### The input
— BEGIN —
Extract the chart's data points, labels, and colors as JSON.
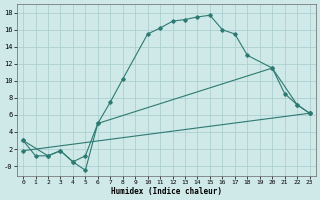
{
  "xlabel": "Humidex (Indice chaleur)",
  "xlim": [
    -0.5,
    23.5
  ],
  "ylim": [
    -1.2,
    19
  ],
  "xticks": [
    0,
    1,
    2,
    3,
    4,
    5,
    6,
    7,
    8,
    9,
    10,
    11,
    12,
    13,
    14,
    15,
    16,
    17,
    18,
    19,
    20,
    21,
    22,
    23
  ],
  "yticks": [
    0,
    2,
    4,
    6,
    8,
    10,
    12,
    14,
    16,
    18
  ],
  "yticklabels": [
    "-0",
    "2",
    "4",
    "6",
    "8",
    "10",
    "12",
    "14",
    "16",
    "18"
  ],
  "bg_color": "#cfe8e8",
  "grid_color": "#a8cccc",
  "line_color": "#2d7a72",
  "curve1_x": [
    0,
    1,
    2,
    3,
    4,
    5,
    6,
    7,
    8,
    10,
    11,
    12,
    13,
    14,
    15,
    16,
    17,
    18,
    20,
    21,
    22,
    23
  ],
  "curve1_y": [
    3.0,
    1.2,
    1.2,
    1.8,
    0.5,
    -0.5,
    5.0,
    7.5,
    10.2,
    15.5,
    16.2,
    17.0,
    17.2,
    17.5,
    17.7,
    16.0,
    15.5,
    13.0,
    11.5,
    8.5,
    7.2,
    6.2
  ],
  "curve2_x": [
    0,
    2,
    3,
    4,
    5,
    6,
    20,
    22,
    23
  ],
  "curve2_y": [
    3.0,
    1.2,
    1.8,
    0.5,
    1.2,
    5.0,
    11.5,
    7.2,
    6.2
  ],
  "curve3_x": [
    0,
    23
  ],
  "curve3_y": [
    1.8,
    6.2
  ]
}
— END —
— BEGIN —
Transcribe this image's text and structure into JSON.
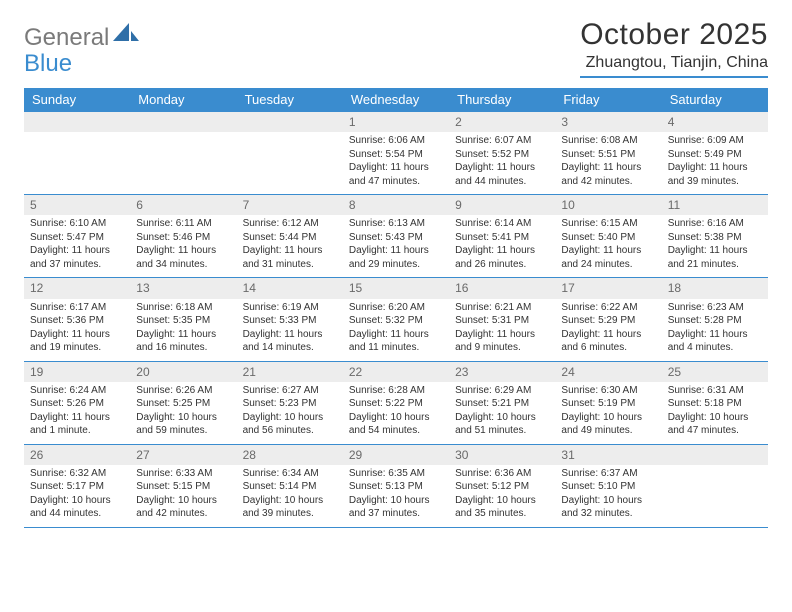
— END —
— BEGIN —
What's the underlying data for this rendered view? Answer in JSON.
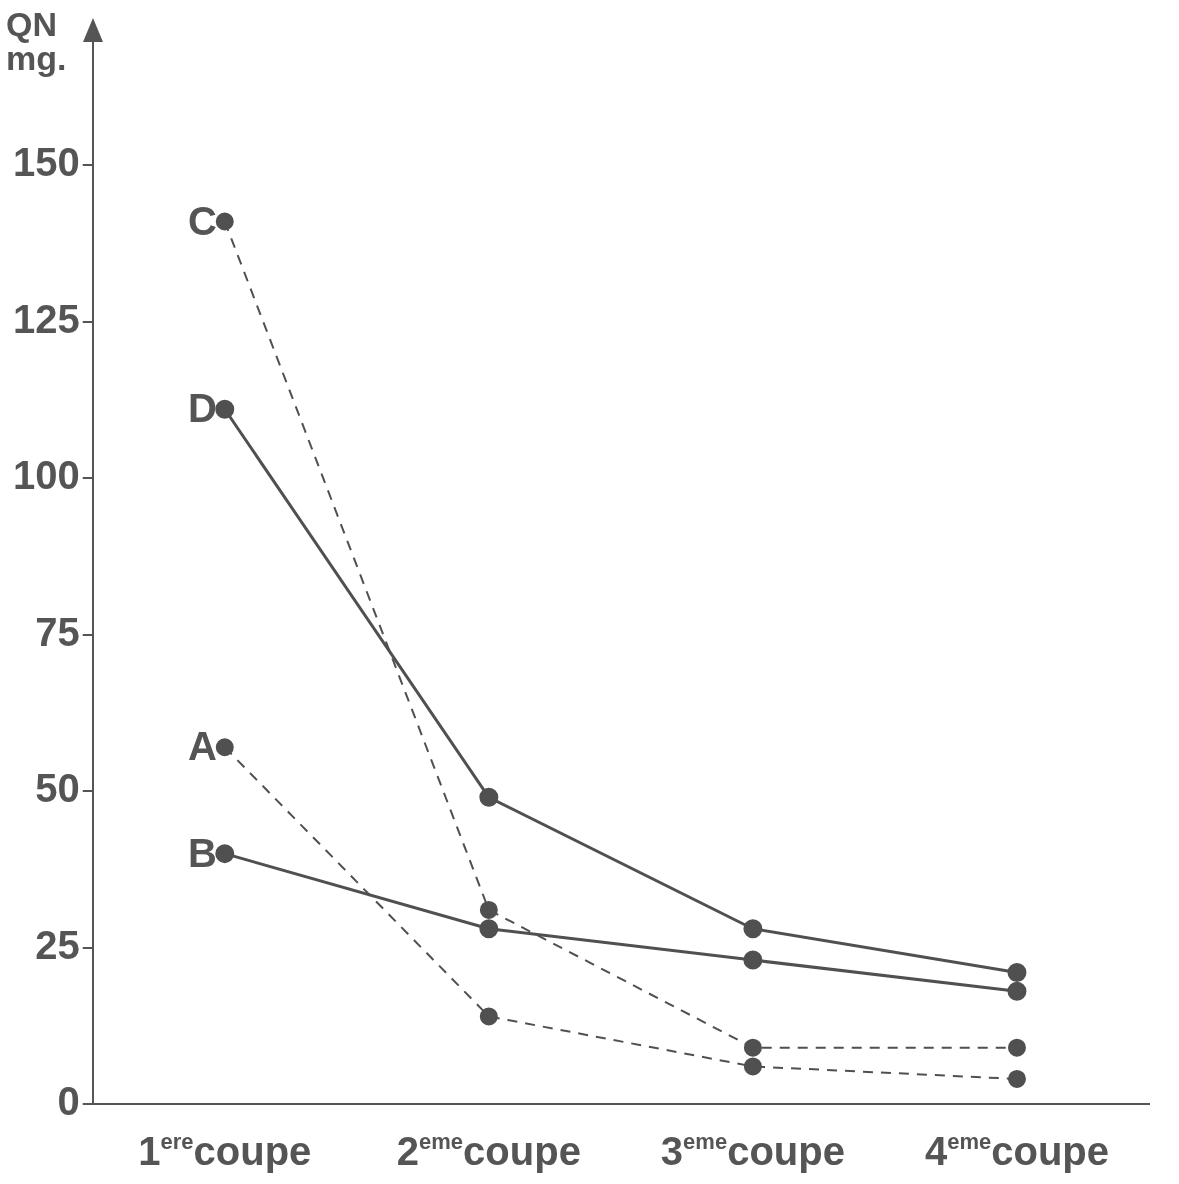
— END —
### Task requirements
Pull every line containing "this" from the data.

### The completed task
Transcribe this image's text and structure into JSON.
What's the underlying data for this rendered view? Answer in JSON.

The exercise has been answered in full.